--- Start RAW DATA ---

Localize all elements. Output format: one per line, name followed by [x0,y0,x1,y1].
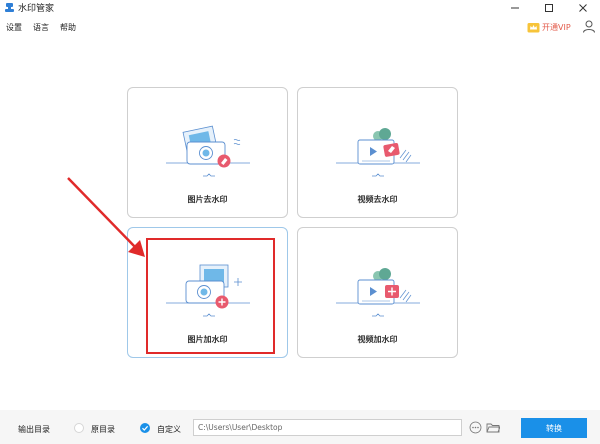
card-photo-remove-watermark[interactable]: 图片去水印 [127,87,288,218]
title-bar: 水印管家 [0,0,600,16]
video-remove-watermark-icon [336,128,420,177]
card-video-remove-watermark[interactable]: 视频去水印 [297,87,458,218]
menu-bar: 设置 语言 帮助 [0,18,600,38]
photo-add-watermark-icon [166,264,250,317]
card-label: 视频去水印 [357,195,398,204]
minimize-button[interactable] [503,0,527,16]
vip-button[interactable]: 开通VIP [527,20,571,34]
output-dir-label: 输出目录 [18,425,50,434]
photo-remove-watermark-icon [166,125,250,177]
app-title: 水印管家 [18,4,55,14]
menu-help[interactable]: 帮助 [60,22,76,33]
card-video-add-watermark[interactable]: 视频加水印 [297,227,458,358]
maximize-button[interactable] [537,0,561,16]
radio-custom-dir[interactable] [140,423,150,433]
crown-icon [527,22,540,32]
radio-original-dir[interactable] [74,423,84,433]
minimize-icon [511,7,519,9]
app-logo-icon [5,3,14,12]
close-button[interactable] [571,0,595,16]
output-path-input[interactable] [193,419,462,436]
user-icon[interactable] [582,19,596,33]
more-options-icon[interactable] [469,421,482,434]
convert-button[interactable]: 转换 [521,418,587,438]
close-icon [579,4,587,12]
card-label: 视频加水印 [357,335,398,344]
card-photo-add-watermark[interactable]: 图片加水印 [127,227,288,358]
folder-icon[interactable] [486,421,500,434]
menu-language[interactable]: 语言 [33,22,49,33]
vip-label: 开通VIP [542,22,571,32]
check-icon [142,425,149,431]
card-label: 图片去水印 [187,195,228,204]
maximize-icon [545,4,553,12]
annotation-arrow-icon [67,177,145,257]
video-add-watermark-icon [336,268,420,317]
radio-custom-label: 自定义 [157,425,181,434]
menu-settings[interactable]: 设置 [6,22,22,33]
card-label: 图片加水印 [187,335,228,344]
radio-original-label: 原目录 [91,425,115,434]
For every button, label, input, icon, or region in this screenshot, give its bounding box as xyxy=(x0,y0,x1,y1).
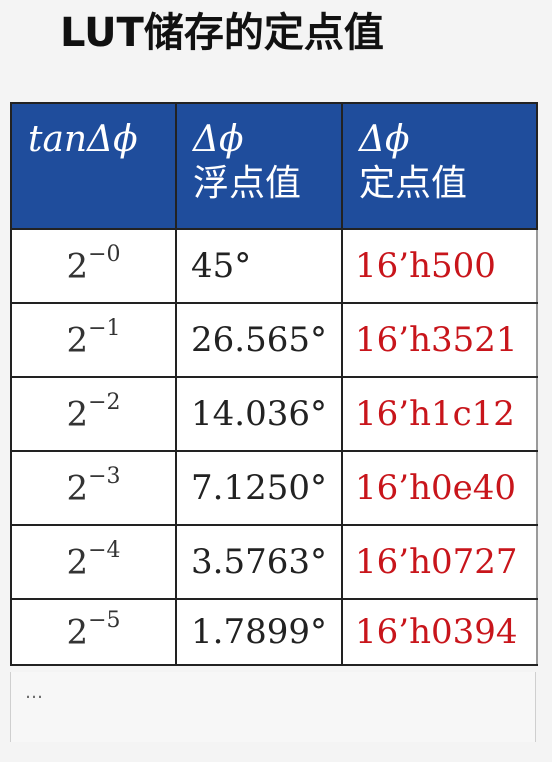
tan-exponent: −3 xyxy=(88,463,121,489)
ellipsis-text: … xyxy=(25,682,43,703)
float-cell: 14.036° xyxy=(175,376,343,452)
table-row: 2−0 45° 16’h500 xyxy=(10,228,538,304)
tan-cell: 2−3 xyxy=(10,450,177,526)
tan-base: 2 xyxy=(66,320,89,361)
lut-table: tanΔϕ Δϕ 浮点值 Δϕ 定点值 2−0 45° 16’h500 2−1 … xyxy=(10,102,538,666)
header-float-label: 浮点值 xyxy=(193,163,302,204)
tan-exponent: −5 xyxy=(88,607,121,633)
tan-cell: 2−0 xyxy=(10,228,177,304)
tan-cell: 2−5 xyxy=(10,598,177,666)
table-row: 2−1 26.565° 16’h3521 xyxy=(10,302,538,378)
float-cell: 7.1250° xyxy=(175,450,343,526)
header-tan-symbol: tanΔϕ xyxy=(28,119,138,160)
tan-exponent: −1 xyxy=(88,315,121,341)
tan-base: 2 xyxy=(66,468,89,509)
table-row: 2−4 3.5763° 16’h0727 xyxy=(10,524,538,600)
header-tan: tanΔϕ xyxy=(10,102,177,230)
table-row: 2−3 7.1250° 16’h0e40 xyxy=(10,450,538,526)
fixed-cell: 16’h1c12 xyxy=(341,376,538,452)
table-header-row: tanΔϕ Δϕ 浮点值 Δϕ 定点值 xyxy=(10,102,538,230)
tan-cell: 2−1 xyxy=(10,302,177,378)
page-title: LUT储存的定点值 xyxy=(60,10,384,56)
tan-exponent: −4 xyxy=(88,537,121,563)
header-fixed-label: 定点值 xyxy=(359,163,468,204)
tan-cell: 2−4 xyxy=(10,524,177,600)
table-row: 2−2 14.036° 16’h1c12 xyxy=(10,376,538,452)
header-float: Δϕ 浮点值 xyxy=(175,102,343,230)
header-float-symbol: Δϕ xyxy=(193,119,244,160)
tan-cell: 2−2 xyxy=(10,376,177,452)
table-row: 2−5 1.7899° 16’h0394 xyxy=(10,598,538,666)
float-cell: 1.7899° xyxy=(175,598,343,666)
tan-exponent: −2 xyxy=(88,389,121,415)
float-cell: 45° xyxy=(175,228,343,304)
fixed-cell: 16’h500 xyxy=(341,228,538,304)
float-cell: 3.5763° xyxy=(175,524,343,600)
tan-base: 2 xyxy=(66,394,89,435)
float-cell: 26.565° xyxy=(175,302,343,378)
tan-base: 2 xyxy=(66,542,89,583)
tan-base: 2 xyxy=(66,612,89,653)
fixed-cell: 16’h0727 xyxy=(341,524,538,600)
tan-base: 2 xyxy=(66,246,89,287)
fixed-cell: 16’h3521 xyxy=(341,302,538,378)
ellipsis-row: … xyxy=(10,672,536,742)
fixed-cell: 16’h0394 xyxy=(341,598,538,666)
fixed-cell: 16’h0e40 xyxy=(341,450,538,526)
tan-exponent: −0 xyxy=(88,241,121,267)
header-fixed-symbol: Δϕ xyxy=(359,119,410,160)
header-fixed: Δϕ 定点值 xyxy=(341,102,538,230)
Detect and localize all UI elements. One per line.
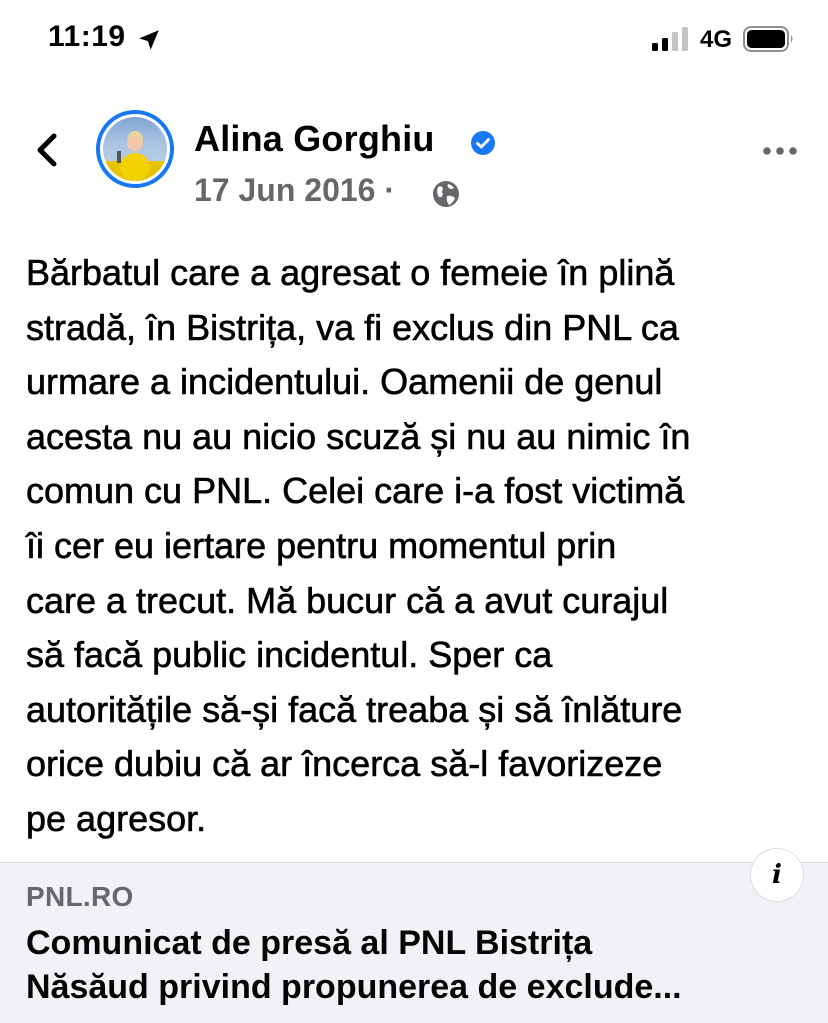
post-header: Alina Gorghiu 17 Jun 2016 · — [0, 100, 828, 220]
globe-icon — [433, 181, 459, 207]
info-icon[interactable]: i — [750, 848, 804, 902]
link-title: Comunicat de presă al PNL Bistrița Năsău… — [26, 924, 682, 1006]
more-options-icon[interactable] — [762, 144, 798, 158]
link-domain: PNL.RO — [26, 881, 134, 912]
battery-icon — [743, 26, 793, 52]
avatar[interactable] — [96, 110, 174, 188]
verified-badge-icon — [471, 131, 495, 155]
back-arrow-icon[interactable] — [30, 130, 64, 170]
post-date[interactable]: 17 Jun 2016 · — [194, 172, 395, 209]
status-time: 11:19 — [48, 20, 126, 53]
post-text: Bărbatul care a agresat o femeie în plin… — [26, 252, 691, 840]
network-type: 4G — [700, 26, 733, 53]
avatar-image — [103, 117, 167, 181]
link-preview-card[interactable]: PNL.RO Comunicat de presă al PNL Bistriț… — [0, 862, 828, 1023]
status-bar: 11:19 4G — [0, 0, 828, 80]
person-icon — [103, 131, 167, 181]
signal-icon — [652, 27, 688, 51]
author-name[interactable]: Alina Gorghiu — [194, 118, 435, 160]
location-arrow-icon — [139, 30, 159, 50]
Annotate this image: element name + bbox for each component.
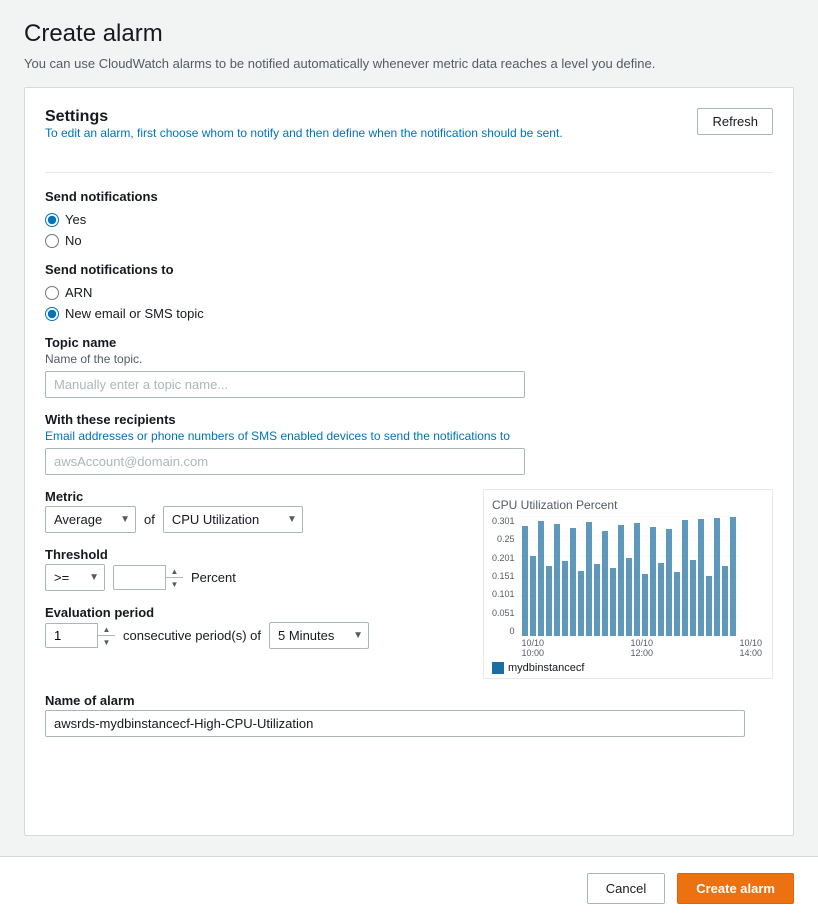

--- End RAW DATA ---

- _YOUR GOAL_
Which lines of the entries contain the string "视频加水印"? Select every one and copy it out, treating case as significant.

- _FINISHED TASK_
card-video-add-watermark[interactable]: 视频加水印 [297,227,458,358]
card-label: 视频加水印 [357,335,398,344]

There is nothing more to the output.